## FRAGMENTO DE LECTURA
= = = = = = =
En estos días de cataclismo financiero, la prensa estadounidense no deja de hablar de "deuda tóxica" y "préstamos tóxicos". El adjetivo "tóxico", antes aplicado a los residuos o a la alimentación, ha emigrado a la jerga de las finanzas (existe un precedente: los "bonos basura"). ¿La prueba de cómo la terminología ecologista ha calado en los periodistas económicos, un gremio tradicionalmente más sensible a los cantos triunfales de la Bolsa que a los gemidos de Gaia? Más que eso: una demostración de cómo las categorías de "puro" e "impuro" van impregnando nuestro modo de ver la realidad.
Puro/impuro, limpio/sucio, o, en última instancia, sacro/profano. Durante largo tiempo consideramos a tales dualidades el patrimonio exclusivo de las sociedades pre-industriales, atrapadas en la superstición y los tabúes. A nuestra realidad la explicaban mucho mejor otras parejas conceptuales: "tradición/modernidad", "progreso/reacción", "reforma/revolución", todas categorías ligadas al movimiento (hacia atrás o hacia delante), en línea con los postulados de la filosofía del Progreso. En ese esquema no había lugar para purezas o impurezas, vestigios de mentalidades arcaicas. Eso creíamos.
La crisis ambiental y el surgimiento del pensamiento ecologista revelaron cuán ilusoria era esa presunción. El mismo término "contaminación" remite directo a lo "impuro" (en su equivalente inglés, 'pollution', esa ambivalencia semántica es más acusada). La adulteración de los alimentos, sea por los insecticidas, los pesticidas o por la lluvia radiactiva, nos hizo tomar conciencia de una nueva serie de comestibles prohibidos. Al listado de tabúes alimenticios dictados por las antiguas religiones (cerdo, caballo, vaca, carne humana) se añadieron algunos comestibles excesivamente industrializados (la obsesión por la comida orgánica o natural no es sino una forma de escapar de los alimentos juzgados impuros).
Llevaban razón los antropólogos cuando sostenían que ninguna sociedad puede existir sin un sistema definido de clasificaciones y, por ende, de límites.
La idea de impureza descansa en la noción de transgresión. El mal sobreviene cuando se cruzan los límites que no deben cruzarse, cuando se mezcla lo que no debe ser mezclado. Así, tan pecaminoso les resultaba a los hebreos "cocer el cabrito en la leche de su madre" como para muchos de nuestros contemporáneos lo es crear un maíz con genes de escorpión. Vista desde esa perspectiva, la crisis ecológica se presenta como una monstruosa abominación perpetrada por quienes confunden lo artificial y lo natural, lo humano y lo inhumano, lo animal y lo vegetal, profanando el entorno en definitiva.
= = = = = = =
## REGISTROS DEL MATERIAL

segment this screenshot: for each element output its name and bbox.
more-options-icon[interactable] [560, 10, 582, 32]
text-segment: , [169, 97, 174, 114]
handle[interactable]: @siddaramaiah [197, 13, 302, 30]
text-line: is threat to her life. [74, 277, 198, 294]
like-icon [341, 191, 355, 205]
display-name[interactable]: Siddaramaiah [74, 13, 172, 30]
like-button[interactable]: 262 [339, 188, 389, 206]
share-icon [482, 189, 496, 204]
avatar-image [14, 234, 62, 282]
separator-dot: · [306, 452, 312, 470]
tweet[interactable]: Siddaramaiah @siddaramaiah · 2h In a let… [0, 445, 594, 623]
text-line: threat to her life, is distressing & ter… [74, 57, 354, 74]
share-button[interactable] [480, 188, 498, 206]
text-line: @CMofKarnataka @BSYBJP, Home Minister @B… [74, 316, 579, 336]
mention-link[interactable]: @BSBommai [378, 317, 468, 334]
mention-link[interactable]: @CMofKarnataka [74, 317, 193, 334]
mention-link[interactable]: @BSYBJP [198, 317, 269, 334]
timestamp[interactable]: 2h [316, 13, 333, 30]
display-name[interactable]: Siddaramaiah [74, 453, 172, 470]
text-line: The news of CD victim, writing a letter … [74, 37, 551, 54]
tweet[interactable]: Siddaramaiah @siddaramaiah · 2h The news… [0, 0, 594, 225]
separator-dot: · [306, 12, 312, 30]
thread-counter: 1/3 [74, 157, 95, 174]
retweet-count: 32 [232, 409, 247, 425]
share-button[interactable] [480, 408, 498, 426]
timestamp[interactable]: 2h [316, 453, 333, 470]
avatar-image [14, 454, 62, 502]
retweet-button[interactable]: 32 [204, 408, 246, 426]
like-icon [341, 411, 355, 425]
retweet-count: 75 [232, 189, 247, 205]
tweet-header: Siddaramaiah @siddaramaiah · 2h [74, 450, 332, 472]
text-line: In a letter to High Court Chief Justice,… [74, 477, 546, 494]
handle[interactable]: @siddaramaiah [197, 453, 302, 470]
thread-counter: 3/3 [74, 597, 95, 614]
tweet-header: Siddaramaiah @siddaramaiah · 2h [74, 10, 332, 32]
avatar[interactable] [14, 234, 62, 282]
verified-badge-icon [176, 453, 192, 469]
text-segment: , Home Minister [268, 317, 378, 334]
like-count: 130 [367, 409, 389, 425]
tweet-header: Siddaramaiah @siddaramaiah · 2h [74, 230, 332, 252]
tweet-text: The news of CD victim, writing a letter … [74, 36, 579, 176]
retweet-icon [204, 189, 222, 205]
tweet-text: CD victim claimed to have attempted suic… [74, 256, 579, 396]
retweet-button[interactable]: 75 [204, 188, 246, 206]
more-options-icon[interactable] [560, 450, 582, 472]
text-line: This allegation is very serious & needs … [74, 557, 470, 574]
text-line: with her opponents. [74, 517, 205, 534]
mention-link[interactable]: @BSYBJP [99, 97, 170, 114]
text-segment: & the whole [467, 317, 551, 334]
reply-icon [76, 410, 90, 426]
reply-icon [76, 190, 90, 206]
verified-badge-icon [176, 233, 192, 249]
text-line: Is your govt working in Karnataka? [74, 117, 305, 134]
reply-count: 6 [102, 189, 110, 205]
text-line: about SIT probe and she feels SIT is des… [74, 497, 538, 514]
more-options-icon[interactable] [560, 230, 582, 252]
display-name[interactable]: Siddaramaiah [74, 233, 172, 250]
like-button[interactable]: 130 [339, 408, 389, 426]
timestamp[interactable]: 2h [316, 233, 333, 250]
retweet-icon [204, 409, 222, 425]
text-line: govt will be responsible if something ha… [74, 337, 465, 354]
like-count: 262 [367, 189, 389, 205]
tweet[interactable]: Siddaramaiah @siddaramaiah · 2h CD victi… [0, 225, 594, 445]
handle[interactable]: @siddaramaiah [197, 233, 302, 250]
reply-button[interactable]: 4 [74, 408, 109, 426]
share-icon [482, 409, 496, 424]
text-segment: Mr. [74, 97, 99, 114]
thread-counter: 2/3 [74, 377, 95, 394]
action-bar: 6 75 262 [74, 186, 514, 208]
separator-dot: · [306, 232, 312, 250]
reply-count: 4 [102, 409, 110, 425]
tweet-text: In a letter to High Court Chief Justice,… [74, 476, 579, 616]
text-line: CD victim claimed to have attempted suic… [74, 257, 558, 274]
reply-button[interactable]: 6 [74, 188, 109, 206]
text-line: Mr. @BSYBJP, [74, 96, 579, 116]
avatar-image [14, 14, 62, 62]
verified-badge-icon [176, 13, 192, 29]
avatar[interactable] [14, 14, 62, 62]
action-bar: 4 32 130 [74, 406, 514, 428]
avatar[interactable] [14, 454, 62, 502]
= = = = = = =
Reescriba el fragmento del texto sobre lo puro y lo impuro desde "La crisis ambiental" hasta "alimentos juzgados impuros).", sustituyendo "comestibles" por "víveres".

## SOLUCIÓN
La crisis ambiental y el surgimiento del pensamiento ecologista revelaron cuán ilusoria era esa presunción. El mismo término "contaminación" remite directo a lo "impuro" (en su equivalente inglés, 'pollution', esa ambivalencia semántica es más acusada). La adulteración de los alimentos, sea por los insecticidas, los pesticidas o por la lluvia radiactiva, nos hizo tomar conciencia de una nueva serie de víveres prohibidos. Al listado de tabúes alimenticios dictados por las antiguas religiones (cerdo, caballo, vaca, carne humana) se añadieron algunos víveres excesivamente industrializados (la obsesión por la comida orgánica o natural no es sino una forma de escapar de los alimentos juzgados impuros).